## Description of the task
Restate the records in their entirety, word for word.

'''

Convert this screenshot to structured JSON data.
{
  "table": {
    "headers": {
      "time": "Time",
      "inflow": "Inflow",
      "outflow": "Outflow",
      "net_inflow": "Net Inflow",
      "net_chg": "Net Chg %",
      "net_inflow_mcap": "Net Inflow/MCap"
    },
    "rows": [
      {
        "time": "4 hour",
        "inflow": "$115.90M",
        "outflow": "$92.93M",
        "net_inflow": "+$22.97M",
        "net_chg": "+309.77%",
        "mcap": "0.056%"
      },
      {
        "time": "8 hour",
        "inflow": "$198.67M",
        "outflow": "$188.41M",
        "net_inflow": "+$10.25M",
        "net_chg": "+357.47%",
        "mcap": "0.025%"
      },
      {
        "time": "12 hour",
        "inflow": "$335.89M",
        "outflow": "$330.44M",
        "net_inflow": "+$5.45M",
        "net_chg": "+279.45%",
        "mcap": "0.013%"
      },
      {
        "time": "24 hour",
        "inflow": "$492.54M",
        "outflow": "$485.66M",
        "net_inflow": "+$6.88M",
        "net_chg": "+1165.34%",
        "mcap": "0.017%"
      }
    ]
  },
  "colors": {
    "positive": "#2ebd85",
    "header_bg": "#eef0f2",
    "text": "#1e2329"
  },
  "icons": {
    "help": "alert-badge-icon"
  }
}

'''

## Output of the task
Convert this screenshot to structured JSON data.
{
  "table": {
    "headers": {
      "time": "Time",
      "inflow": "Inflow",
      "outflow": "Outflow",
      "net_inflow": "Net Inflow",
      "net_chg": "Net Chg %",
      "net_inflow_mcap": "Net Inflow/MCap"
    },
    "rows": [
      {
        "time": "4 hour",
        "inflow": "$115.90M",
        "outflow": "$92.93M",
        "net_inflow": "+$22.97M",
        "net_chg": "+309.77%",
        "mcap": "0.056%"
      },
      {
        "time": "8 hour",
        "inflow": "$198.67M",
        "outflow": "$188.41M",
        "net_inflow": "+$10.25M",
        "net_chg": "+357.47%",
        "mcap": "0.025%"
      },
      {
        "time": "12 hour",
        "inflow": "$335.89M",
        "outflow": "$330.44M",
        "net_inflow": "+$5.45M",
        "net_chg": "+279.45%",
        "mcap": "0.013%"
      },
      {
        "time": "24 hour",
        "inflow": "$492.54M",
        "outflow": "$485.66M",
        "net_inflow": "+$6.88M",
        "net_chg": "+1165.34%",
        "mcap": "0.017%"
      }
    ]
  },
  "colors": {
    "positive": "#2ebd85",
    "header_bg": "#eef0f2",
    "text": "#1e2329"
  },
  "icons": {
    "help": "alert-badge-icon"
  }
}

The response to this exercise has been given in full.